Available records:
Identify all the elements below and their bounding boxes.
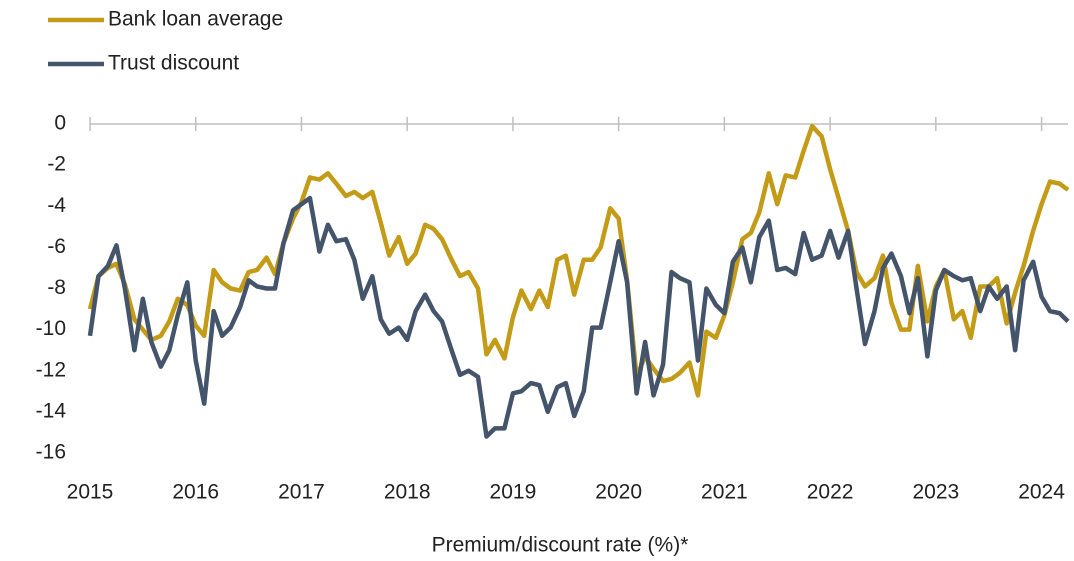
data-line xyxy=(87,195,1070,439)
x-tick-label: 2015 xyxy=(67,481,114,504)
legend-label: Trust discount xyxy=(108,52,239,75)
x-tick-label: 2019 xyxy=(490,481,537,504)
x-axis-title: Premium/discount rate (%)* xyxy=(432,534,689,557)
legend-label: Bank loan average xyxy=(108,8,283,31)
y-tick-label: -8 xyxy=(47,276,66,299)
y-tick-label: -2 xyxy=(47,153,66,176)
x-tick-label: 2023 xyxy=(912,481,959,504)
x-tick-label: 2024 xyxy=(1018,481,1065,504)
data-line xyxy=(87,123,1070,398)
x-tick-label: 2018 xyxy=(384,481,431,504)
y-tick-label: -6 xyxy=(47,235,66,258)
y-tick-label: -14 xyxy=(36,399,67,422)
y-tick-label: 0 xyxy=(54,112,66,135)
x-tick-label: 2020 xyxy=(595,481,642,504)
y-tick-label: -16 xyxy=(36,441,66,464)
y-tick-label: -10 xyxy=(36,317,66,340)
x-tick-label: 2017 xyxy=(278,481,325,504)
y-tick-label: -12 xyxy=(36,358,66,381)
x-tick-label: 2016 xyxy=(172,481,219,504)
x-tick-label: 2022 xyxy=(807,481,854,504)
y-tick-label: -4 xyxy=(47,194,66,217)
x-tick-label: 2021 xyxy=(701,481,748,504)
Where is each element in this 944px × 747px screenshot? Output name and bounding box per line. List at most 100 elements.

What the exercise asks: Rewrite the listing with "Bank loan average" replaced by "Bank loan median" and everything else unchanged, leaving out the pictures.

Answer to this exercise:
Identify all the elements below and their bounding boxes.
data-line xyxy=(87,195,1070,439)
x-tick-label: 2015 xyxy=(67,481,114,504)
legend-label: Trust discount xyxy=(108,52,239,75)
x-tick-label: 2019 xyxy=(490,481,537,504)
x-axis-title: Premium/discount rate (%)* xyxy=(432,534,689,557)
legend-label: Bank loan median xyxy=(108,8,283,31)
y-tick-label: -8 xyxy=(47,276,66,299)
y-tick-label: -2 xyxy=(47,153,66,176)
x-tick-label: 2023 xyxy=(912,481,959,504)
x-tick-label: 2024 xyxy=(1018,481,1065,504)
data-line xyxy=(87,123,1070,398)
x-tick-label: 2018 xyxy=(384,481,431,504)
y-tick-label: -6 xyxy=(47,235,66,258)
y-tick-label: -14 xyxy=(36,399,67,422)
y-tick-label: 0 xyxy=(54,112,66,135)
x-tick-label: 2020 xyxy=(595,481,642,504)
y-tick-label: -16 xyxy=(36,441,66,464)
y-tick-label: -10 xyxy=(36,317,66,340)
x-tick-label: 2017 xyxy=(278,481,325,504)
y-tick-label: -12 xyxy=(36,358,66,381)
x-tick-label: 2016 xyxy=(172,481,219,504)
x-tick-label: 2022 xyxy=(807,481,854,504)
y-tick-label: -4 xyxy=(47,194,66,217)
x-tick-label: 2021 xyxy=(701,481,748,504)
Where is each element in this 944px × 747px screenshot? Output name and bounding box per line. List at most 100 elements.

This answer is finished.